■ Direction ■
Print the full listing exactly.

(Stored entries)
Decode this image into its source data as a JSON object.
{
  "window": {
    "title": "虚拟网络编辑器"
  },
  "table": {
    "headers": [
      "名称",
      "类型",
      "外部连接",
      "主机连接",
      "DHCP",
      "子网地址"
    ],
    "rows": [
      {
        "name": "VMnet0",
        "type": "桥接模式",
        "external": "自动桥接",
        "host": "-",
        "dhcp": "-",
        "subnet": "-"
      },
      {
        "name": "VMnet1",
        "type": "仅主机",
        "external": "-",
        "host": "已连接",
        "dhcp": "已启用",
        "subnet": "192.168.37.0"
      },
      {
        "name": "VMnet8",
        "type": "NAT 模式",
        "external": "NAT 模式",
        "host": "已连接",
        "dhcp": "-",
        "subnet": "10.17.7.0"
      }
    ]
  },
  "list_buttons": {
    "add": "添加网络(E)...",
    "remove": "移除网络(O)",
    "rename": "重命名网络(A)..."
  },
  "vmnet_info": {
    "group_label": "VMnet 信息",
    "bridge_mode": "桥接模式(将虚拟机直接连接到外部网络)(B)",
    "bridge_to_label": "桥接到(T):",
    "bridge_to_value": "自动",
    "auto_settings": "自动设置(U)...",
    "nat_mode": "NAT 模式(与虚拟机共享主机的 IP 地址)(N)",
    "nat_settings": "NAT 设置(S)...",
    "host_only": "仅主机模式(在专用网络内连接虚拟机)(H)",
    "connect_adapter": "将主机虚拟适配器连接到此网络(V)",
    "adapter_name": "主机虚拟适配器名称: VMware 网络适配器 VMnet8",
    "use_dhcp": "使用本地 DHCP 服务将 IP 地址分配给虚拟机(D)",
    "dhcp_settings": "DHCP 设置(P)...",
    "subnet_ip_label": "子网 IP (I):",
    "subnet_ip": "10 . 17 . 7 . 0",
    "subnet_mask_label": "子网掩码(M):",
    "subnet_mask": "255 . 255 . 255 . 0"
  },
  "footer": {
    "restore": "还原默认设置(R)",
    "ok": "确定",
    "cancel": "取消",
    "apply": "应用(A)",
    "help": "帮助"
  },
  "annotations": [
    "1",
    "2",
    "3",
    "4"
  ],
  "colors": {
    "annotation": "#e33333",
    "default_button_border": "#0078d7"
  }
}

■ Expected answer ■
Decode this image into its source data as a JSON object.
{
  "window": {
    "title": "虚拟网络编辑器"
  },
  "table": {
    "headers": [
      "名称",
      "类型",
      "外部连接",
      "主机连接",
      "DHCP",
      "子网地址"
    ],
    "rows": [
      {
        "name": "VMnet0",
        "type": "桥接模式",
        "external": "自动桥接",
        "host": "-",
        "dhcp": "-",
        "subnet": "-"
      },
      {
        "name": "VMnet1",
        "type": "仅主机",
        "external": "-",
        "host": "已连接",
        "dhcp": "已启用",
        "subnet": "192.168.37.0"
      },
      {
        "name": "VMnet8",
        "type": "NAT 模式",
        "external": "NAT 模式",
        "host": "已连接",
        "dhcp": "-",
        "subnet": "10.17.7.0"
      }
    ]
  },
  "list_buttons": {
    "add": "添加网络(E)...",
    "remove": "移除网络(O)",
    "rename": "重命名网络(A)..."
  },
  "vmnet_info": {
    "group_label": "VMnet 信息",
    "bridge_mode": "桥接模式(将虚拟机直接连接到外部网络)(B)",
    "bridge_to_label": "桥接到(T):",
    "bridge_to_value": "自动",
    "auto_settings": "自动设置(U)...",
    "nat_mode": "NAT 模式(与虚拟机共享主机的 IP 地址)(N)",
    "nat_settings": "NAT 设置(S)...",
    "host_only": "仅主机模式(在专用网络内连接虚拟机)(H)",
    "connect_adapter": "将主机虚拟适配器连接到此网络(V)",
    "adapter_name": "主机虚拟适配器名称: VMware 网络适配器 VMnet8",
    "use_dhcp": "使用本地 DHCP 服务将 IP 地址分配给虚拟机(D)",
    "dhcp_settings": "DHCP 设置(P)...",
    "subnet_ip_label": "子网 IP (I):",
    "subnet_ip": "10 . 17 . 7 . 0",
    "subnet_mask_label": "子网掩码(M):",
    "subnet_mask": "255 . 255 . 255 . 0"
  },
  "footer": {
    "restore": "还原默认设置(R)",
    "ok": "确定",
    "cancel": "取消",
    "apply": "应用(A)",
    "help": "帮助"
  },
  "annotations": [
    "1",
    "2",
    "3",
    "4"
  ],
  "colors": {
    "annotation": "#e33333",
    "default_button_border": "#0078d7"
  }
}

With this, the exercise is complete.